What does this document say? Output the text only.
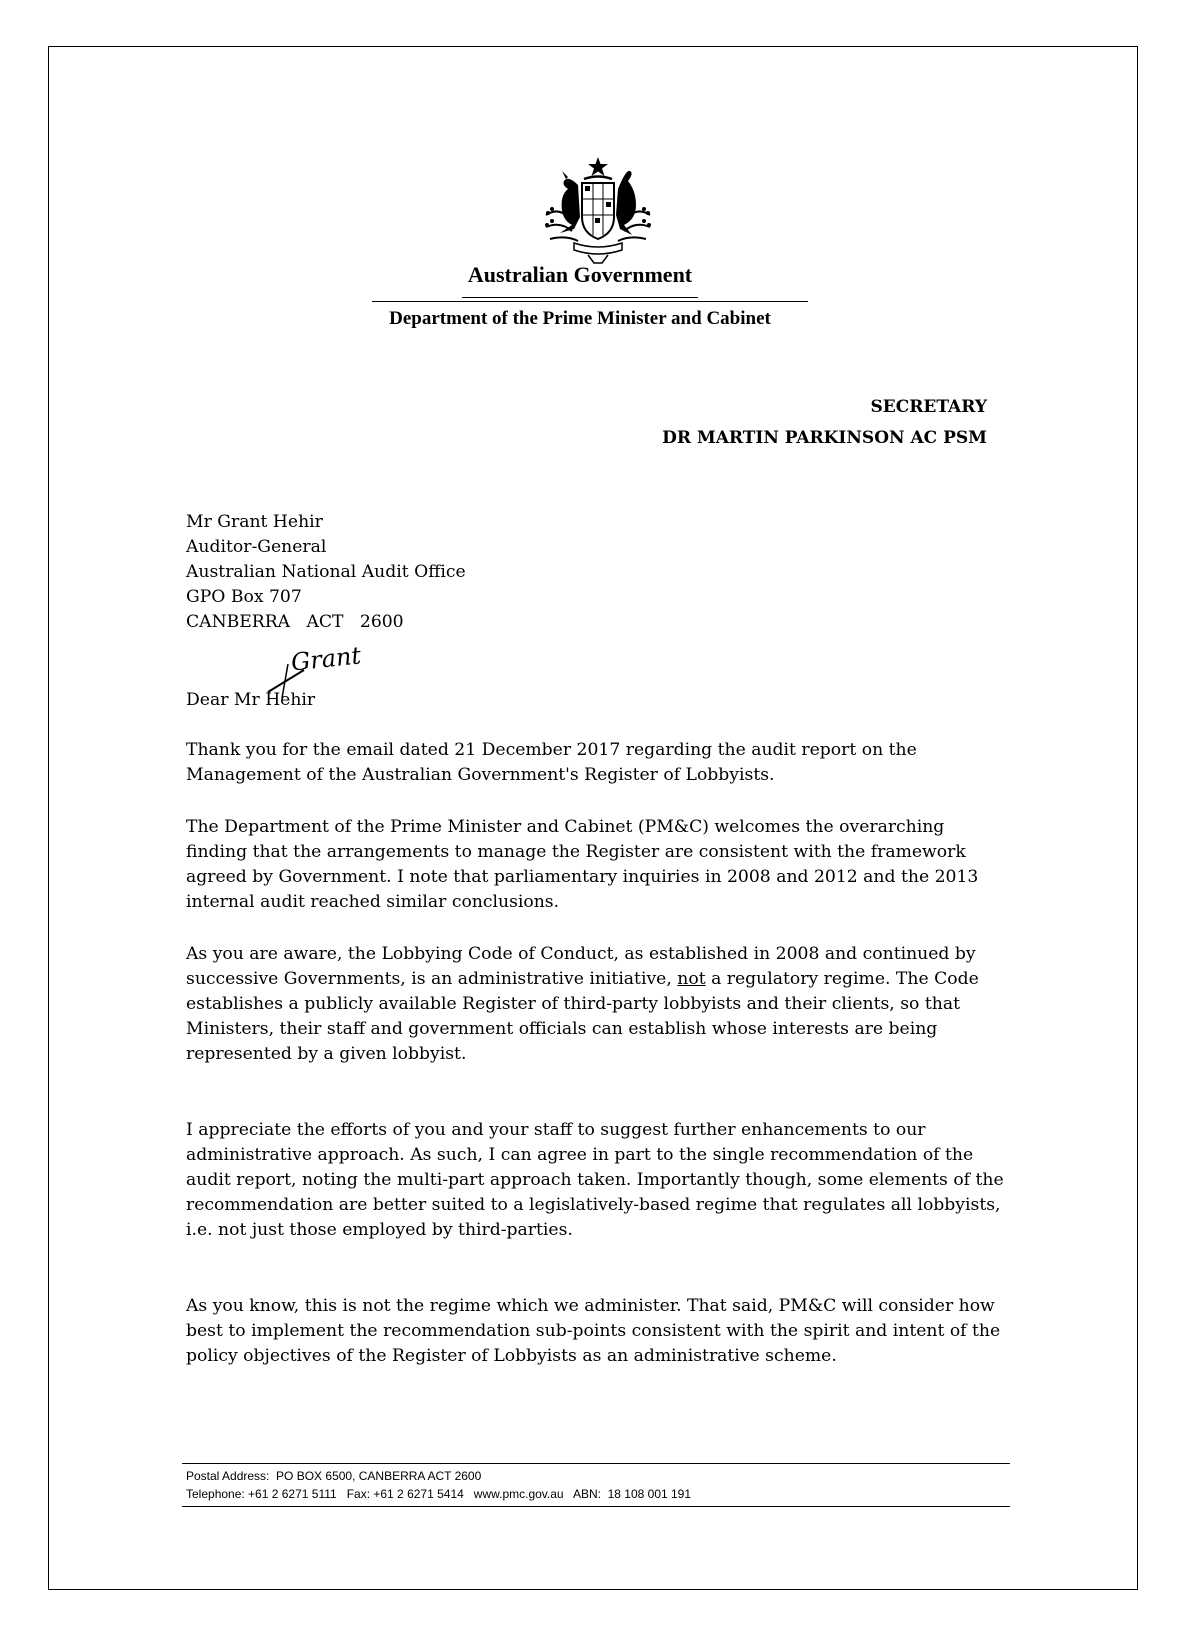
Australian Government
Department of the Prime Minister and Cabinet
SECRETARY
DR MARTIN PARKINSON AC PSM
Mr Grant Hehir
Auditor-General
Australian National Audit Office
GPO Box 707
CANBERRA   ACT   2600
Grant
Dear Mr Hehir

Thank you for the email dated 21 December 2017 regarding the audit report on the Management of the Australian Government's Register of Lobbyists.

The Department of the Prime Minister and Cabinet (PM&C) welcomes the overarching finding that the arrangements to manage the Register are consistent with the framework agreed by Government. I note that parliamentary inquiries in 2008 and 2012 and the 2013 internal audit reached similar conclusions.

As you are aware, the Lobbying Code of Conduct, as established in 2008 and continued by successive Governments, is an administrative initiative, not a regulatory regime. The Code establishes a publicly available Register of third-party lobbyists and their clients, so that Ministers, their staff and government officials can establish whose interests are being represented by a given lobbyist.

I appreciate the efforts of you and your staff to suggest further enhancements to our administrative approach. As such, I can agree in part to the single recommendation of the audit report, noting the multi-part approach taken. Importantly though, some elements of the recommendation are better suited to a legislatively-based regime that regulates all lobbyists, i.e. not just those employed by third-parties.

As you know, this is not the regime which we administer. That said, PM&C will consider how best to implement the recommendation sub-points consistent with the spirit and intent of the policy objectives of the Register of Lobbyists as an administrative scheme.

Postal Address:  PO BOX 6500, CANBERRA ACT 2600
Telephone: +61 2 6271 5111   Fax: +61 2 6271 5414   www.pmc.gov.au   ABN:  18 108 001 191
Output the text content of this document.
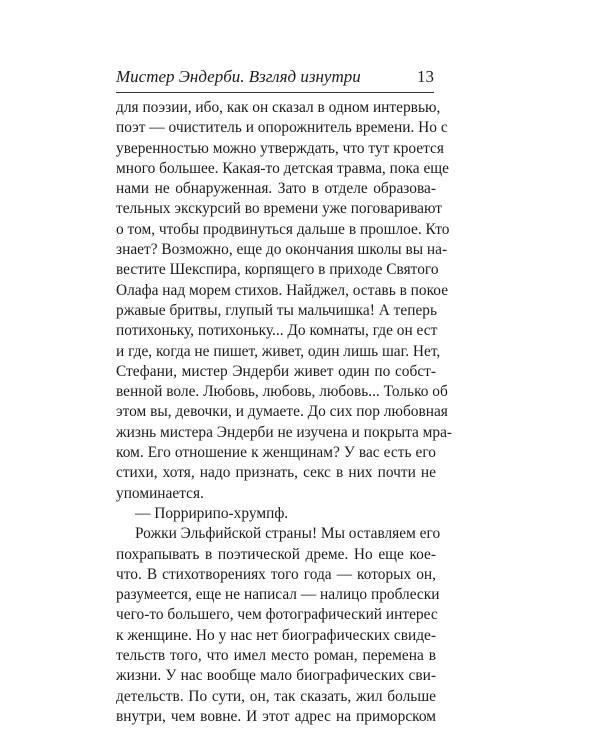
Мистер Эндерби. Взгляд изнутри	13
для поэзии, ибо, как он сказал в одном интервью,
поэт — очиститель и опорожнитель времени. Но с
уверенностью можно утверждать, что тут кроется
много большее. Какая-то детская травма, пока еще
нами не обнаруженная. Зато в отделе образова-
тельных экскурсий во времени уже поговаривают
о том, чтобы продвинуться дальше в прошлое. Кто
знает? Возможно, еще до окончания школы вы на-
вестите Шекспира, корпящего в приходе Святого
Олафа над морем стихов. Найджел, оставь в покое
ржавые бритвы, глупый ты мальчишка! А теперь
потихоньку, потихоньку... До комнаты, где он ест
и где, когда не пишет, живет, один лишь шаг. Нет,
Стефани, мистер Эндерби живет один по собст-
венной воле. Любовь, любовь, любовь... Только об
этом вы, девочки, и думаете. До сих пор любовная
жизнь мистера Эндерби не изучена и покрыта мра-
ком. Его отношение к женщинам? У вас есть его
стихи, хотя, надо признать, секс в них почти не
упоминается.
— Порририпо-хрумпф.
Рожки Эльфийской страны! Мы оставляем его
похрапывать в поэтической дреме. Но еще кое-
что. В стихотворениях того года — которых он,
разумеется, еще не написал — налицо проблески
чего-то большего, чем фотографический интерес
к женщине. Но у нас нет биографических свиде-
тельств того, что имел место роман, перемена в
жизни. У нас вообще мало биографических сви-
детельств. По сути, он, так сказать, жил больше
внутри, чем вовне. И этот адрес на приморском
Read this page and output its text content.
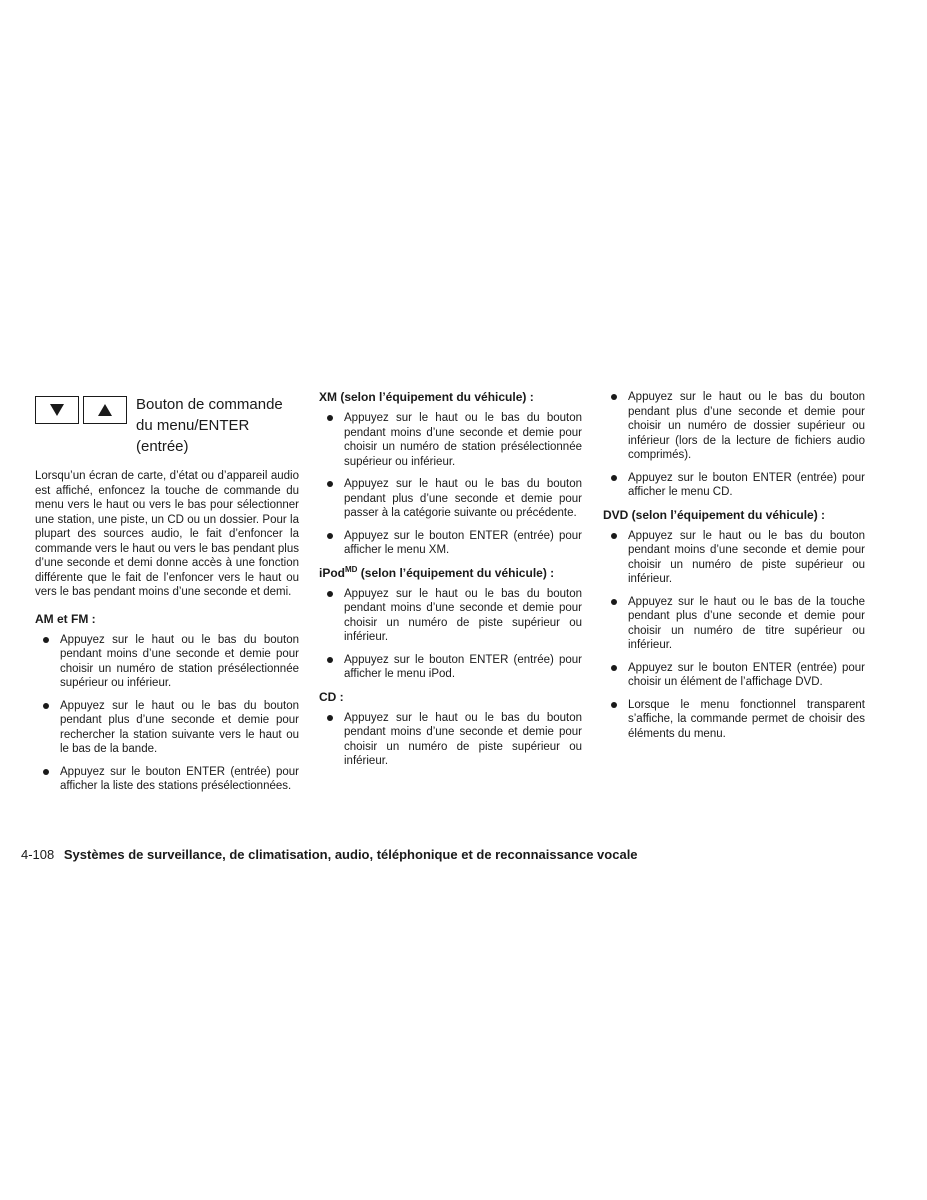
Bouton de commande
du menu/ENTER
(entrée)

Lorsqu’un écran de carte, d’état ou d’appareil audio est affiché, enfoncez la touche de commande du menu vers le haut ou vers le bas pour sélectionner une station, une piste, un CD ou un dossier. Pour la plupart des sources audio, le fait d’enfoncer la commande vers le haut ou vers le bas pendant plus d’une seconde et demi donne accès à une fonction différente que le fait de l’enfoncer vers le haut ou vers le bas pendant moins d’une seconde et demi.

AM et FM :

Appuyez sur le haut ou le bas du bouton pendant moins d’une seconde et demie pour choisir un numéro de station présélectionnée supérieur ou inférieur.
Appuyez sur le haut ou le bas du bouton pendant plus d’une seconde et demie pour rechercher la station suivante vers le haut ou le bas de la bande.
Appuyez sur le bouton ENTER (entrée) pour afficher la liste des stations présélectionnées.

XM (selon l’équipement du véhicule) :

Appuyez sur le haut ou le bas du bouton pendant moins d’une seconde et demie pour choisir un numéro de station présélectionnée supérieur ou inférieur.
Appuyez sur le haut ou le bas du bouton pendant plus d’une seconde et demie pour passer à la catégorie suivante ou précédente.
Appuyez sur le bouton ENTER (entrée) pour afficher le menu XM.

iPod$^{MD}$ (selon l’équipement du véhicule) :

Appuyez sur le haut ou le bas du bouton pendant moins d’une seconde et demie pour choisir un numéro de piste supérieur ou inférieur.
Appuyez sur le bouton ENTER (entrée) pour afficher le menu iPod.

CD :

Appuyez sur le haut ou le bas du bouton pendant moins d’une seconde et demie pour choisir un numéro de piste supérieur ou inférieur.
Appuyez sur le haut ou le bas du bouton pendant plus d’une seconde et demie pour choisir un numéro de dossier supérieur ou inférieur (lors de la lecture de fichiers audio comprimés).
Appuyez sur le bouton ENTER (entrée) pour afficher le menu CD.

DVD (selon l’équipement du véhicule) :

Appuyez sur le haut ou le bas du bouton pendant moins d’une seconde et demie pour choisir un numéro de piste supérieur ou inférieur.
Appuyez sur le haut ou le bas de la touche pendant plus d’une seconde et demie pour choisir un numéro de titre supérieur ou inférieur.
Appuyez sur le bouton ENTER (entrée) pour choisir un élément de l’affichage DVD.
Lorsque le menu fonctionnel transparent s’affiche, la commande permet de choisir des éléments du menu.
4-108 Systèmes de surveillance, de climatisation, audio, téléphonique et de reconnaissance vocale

_____

» **Exercise objective**
Gather each line in the data that holds the string "this".

» **Worked answer**
What does this document say? Output the text only.
As you know, this is not the regime which we administer. That said, PM&C will consider how best to implement the recommendation sub-points consistent with the spirit and intent of the policy objectives of the Register of Lobbyists as an administrative scheme.
Output the text content of this document.
Read this page and output its text content.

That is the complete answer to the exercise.